• _Required task_: Your task is to print the material below exactly as presented.

____

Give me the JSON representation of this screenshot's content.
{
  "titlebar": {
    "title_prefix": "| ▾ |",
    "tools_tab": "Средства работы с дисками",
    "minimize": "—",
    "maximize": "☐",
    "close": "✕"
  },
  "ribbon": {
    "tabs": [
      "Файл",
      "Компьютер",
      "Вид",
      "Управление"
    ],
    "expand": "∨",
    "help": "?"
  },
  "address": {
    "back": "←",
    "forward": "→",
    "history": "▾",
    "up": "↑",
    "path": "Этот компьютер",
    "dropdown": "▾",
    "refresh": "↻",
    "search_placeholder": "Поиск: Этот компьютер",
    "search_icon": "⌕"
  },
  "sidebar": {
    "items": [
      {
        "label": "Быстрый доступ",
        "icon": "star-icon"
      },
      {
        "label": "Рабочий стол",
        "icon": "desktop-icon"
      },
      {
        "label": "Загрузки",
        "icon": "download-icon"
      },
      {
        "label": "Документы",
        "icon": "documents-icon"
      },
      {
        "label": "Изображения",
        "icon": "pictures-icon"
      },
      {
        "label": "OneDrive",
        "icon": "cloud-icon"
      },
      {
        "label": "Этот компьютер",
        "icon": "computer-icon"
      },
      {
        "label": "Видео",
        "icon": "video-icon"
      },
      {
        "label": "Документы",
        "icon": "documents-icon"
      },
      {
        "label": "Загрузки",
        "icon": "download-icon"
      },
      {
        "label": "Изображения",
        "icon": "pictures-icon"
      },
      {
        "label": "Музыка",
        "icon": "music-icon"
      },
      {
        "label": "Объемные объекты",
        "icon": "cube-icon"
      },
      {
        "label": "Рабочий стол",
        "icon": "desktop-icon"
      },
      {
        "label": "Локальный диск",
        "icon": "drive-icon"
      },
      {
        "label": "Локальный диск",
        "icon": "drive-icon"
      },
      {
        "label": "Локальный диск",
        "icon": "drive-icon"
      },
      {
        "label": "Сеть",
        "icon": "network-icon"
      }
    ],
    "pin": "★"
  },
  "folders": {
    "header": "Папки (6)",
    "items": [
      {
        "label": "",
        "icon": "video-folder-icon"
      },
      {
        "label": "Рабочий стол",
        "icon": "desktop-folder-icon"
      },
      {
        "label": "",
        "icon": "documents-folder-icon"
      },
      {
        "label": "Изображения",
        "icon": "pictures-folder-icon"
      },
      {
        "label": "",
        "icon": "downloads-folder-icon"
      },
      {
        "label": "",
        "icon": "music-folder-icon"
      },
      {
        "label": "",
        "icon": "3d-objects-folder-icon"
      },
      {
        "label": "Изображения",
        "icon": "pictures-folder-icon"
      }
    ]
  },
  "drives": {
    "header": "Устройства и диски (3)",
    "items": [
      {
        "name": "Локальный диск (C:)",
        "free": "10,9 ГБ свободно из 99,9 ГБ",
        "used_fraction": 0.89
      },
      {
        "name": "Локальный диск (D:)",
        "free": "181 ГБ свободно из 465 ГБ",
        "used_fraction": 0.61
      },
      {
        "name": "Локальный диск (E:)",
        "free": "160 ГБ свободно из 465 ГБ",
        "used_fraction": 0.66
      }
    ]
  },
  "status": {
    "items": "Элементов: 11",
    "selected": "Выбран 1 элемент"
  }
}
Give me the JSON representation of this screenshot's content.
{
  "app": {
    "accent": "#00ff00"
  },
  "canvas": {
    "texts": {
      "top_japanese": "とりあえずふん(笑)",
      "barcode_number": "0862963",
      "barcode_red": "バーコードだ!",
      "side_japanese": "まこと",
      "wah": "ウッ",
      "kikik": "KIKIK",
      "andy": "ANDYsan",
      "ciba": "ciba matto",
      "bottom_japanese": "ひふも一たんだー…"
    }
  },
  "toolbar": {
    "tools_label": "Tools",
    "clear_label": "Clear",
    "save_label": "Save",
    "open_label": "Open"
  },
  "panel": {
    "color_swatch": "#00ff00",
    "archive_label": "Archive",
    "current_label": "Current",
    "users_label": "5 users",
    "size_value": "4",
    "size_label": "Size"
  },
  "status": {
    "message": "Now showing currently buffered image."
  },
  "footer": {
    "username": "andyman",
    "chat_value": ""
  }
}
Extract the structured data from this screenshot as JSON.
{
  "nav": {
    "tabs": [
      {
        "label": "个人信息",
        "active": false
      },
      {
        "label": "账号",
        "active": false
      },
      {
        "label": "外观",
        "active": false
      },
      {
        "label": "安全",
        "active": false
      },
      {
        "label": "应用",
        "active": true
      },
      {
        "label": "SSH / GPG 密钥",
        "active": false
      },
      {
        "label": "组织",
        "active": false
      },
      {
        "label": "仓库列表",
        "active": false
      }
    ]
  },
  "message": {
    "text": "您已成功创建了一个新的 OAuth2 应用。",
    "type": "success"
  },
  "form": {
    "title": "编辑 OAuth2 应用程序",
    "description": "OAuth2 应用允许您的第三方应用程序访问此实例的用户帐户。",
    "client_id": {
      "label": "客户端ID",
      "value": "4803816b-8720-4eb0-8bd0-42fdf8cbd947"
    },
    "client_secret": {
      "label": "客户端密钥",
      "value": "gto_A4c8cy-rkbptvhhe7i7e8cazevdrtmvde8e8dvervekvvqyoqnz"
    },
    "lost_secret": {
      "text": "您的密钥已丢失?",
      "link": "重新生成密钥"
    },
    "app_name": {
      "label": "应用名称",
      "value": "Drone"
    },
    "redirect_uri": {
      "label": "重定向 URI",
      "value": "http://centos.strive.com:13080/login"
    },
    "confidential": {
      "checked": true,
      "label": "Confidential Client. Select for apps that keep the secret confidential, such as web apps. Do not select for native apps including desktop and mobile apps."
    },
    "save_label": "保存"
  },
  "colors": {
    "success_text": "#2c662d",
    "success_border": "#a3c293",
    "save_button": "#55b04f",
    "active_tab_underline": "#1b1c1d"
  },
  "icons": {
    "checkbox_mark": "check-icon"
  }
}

____

• _Solved exercise_:
Give me the JSON representation of this screenshot's content.
{
  "titlebar": {
    "title_prefix": "| ▾ |",
    "tools_tab": "Средства работы с дисками",
    "minimize": "—",
    "maximize": "☐",
    "close": "✕"
  },
  "ribbon": {
    "tabs": [
      "Файл",
      "Компьютер",
      "Вид",
      "Управление"
    ],
    "expand": "∨",
    "help": "?"
  },
  "address": {
    "back": "←",
    "forward": "→",
    "history": "▾",
    "up": "↑",
    "path": "Этот компьютер",
    "dropdown": "▾",
    "refresh": "↻",
    "search_placeholder": "Поиск: Этот компьютер",
    "search_icon": "⌕"
  },
  "sidebar": {
    "items": [
      {
        "label": "Быстрый доступ",
        "icon": "star-icon"
      },
      {
        "label": "Рабочий стол",
        "icon": "desktop-icon"
      },
      {
        "label": "Загрузки",
        "icon": "download-icon"
      },
      {
        "label": "Документы",
        "icon": "documents-icon"
      },
      {
        "label": "Изображения",
        "icon": "pictures-icon"
      },
      {
        "label": "OneDrive",
        "icon": "cloud-icon"
      },
      {
        "label": "Этот компьютер",
        "icon": "computer-icon"
      },
      {
        "label": "Видео",
        "icon": "video-icon"
      },
      {
        "label": "Документы",
        "icon": "documents-icon"
      },
      {
        "label": "Загрузки",
        "icon": "download-icon"
      },
      {
        "label": "Изображения",
        "icon": "pictures-icon"
      },
      {
        "label": "Музыка",
        "icon": "music-icon"
      },
      {
        "label": "Объемные объекты",
        "icon": "cube-icon"
      },
      {
        "label": "Рабочий стол",
        "icon": "desktop-icon"
      },
      {
        "label": "Локальный диск",
        "icon": "drive-icon"
      },
      {
        "label": "Локальный диск",
        "icon": "drive-icon"
      },
      {
        "label": "Локальный диск",
        "icon": "drive-icon"
      },
      {
        "label": "Сеть",
        "icon": "network-icon"
      }
    ],
    "pin": "★"
  },
  "folders": {
    "header": "Папки (6)",
    "items": [
      {
        "label": "",
        "icon": "video-folder-icon"
      },
      {
        "label": "Рабочий стол",
        "icon": "desktop-folder-icon"
      },
      {
        "label": "",
        "icon": "documents-folder-icon"
      },
      {
        "label": "Изображения",
        "icon": "pictures-folder-icon"
      },
      {
        "label": "",
        "icon": "downloads-folder-icon"
      },
      {
        "label": "",
        "icon": "music-folder-icon"
      },
      {
        "label": "",
        "icon": "3d-objects-folder-icon"
      },
      {
        "label": "Изображения",
        "icon": "pictures-folder-icon"
      }
    ]
  },
  "drives": {
    "header": "Устройства и диски (3)",
    "items": [
      {
        "name": "Локальный диск (C:)",
        "free": "10,9 ГБ свободно из 99,9 ГБ",
        "used_fraction": 0.89
      },
      {
        "name": "Локальный диск (D:)",
        "free": "181 ГБ свободно из 465 ГБ",
        "used_fraction": 0.61
      },
      {
        "name": "Локальный диск (E:)",
        "free": "160 ГБ свободно из 465 ГБ",
        "used_fraction": 0.66
      }
    ]
  },
  "status": {
    "items": "Элементов: 11",
    "selected": "Выбран 1 элемент"
  }
}
Give me the JSON representation of this screenshot's content.
{
  "app": {
    "accent": "#00ff00"
  },
  "canvas": {
    "texts": {
      "top_japanese": "とりあえずふん(笑)",
      "barcode_number": "0862963",
      "barcode_red": "バーコードだ!",
      "side_japanese": "まこと",
      "wah": "ウッ",
      "kikik": "KIKIK",
      "andy": "ANDYsan",
      "ciba": "ciba matto",
      "bottom_japanese": "ひふも一たんだー…"
    }
  },
  "toolbar": {
    "tools_label": "Tools",
    "clear_label": "Clear",
    "save_label": "Save",
    "open_label": "Open"
  },
  "panel": {
    "color_swatch": "#00ff00",
    "archive_label": "Archive",
    "current_label": "Current",
    "users_label": "5 users",
    "size_value": "4",
    "size_label": "Size"
  },
  "status": {
    "message": "Now showing currently buffered image."
  },
  "footer": {
    "username": "andyman",
    "chat_value": ""
  }
}
Extract the structured data from this screenshot as JSON.
{
  "nav": {
    "tabs": [
      {
        "label": "个人信息",
        "active": false
      },
      {
        "label": "账号",
        "active": false
      },
      {
        "label": "外观",
        "active": false
      },
      {
        "label": "安全",
        "active": false
      },
      {
        "label": "应用",
        "active": true
      },
      {
        "label": "SSH / GPG 密钥",
        "active": false
      },
      {
        "label": "组织",
        "active": false
      },
      {
        "label": "仓库列表",
        "active": false
      }
    ]
  },
  "message": {
    "text": "您已成功创建了一个新的 OAuth2 应用。",
    "type": "success"
  },
  "form": {
    "title": "编辑 OAuth2 应用程序",
    "description": "OAuth2 应用允许您的第三方应用程序访问此实例的用户帐户。",
    "client_id": {
      "label": "客户端ID",
      "value": "4803816b-8720-4eb0-8bd0-42fdf8cbd947"
    },
    "client_secret": {
      "label": "客户端密钥",
      "value": "gto_A4c8cy-rkbptvhhe7i7e8cazevdrtmvde8e8dvervekvvqyoqnz"
    },
    "lost_secret": {
      "text": "您的密钥已丢失?",
      "link": "重新生成密钥"
    },
    "app_name": {
      "label": "应用名称",
      "value": "Drone"
    },
    "redirect_uri": {
      "label": "重定向 URI",
      "value": "http://centos.strive.com:13080/login"
    },
    "confidential": {
      "checked": true,
      "label": "Confidential Client. Select for apps that keep the secret confidential, such as web apps. Do not select for native apps including desktop and mobile apps."
    },
    "save_label": "保存"
  },
  "colors": {
    "success_text": "#2c662d",
    "success_border": "#a3c293",
    "save_button": "#55b04f",
    "active_tab_underline": "#1b1c1d"
  },
  "icons": {
    "checkbox_mark": "check-icon"
  }
}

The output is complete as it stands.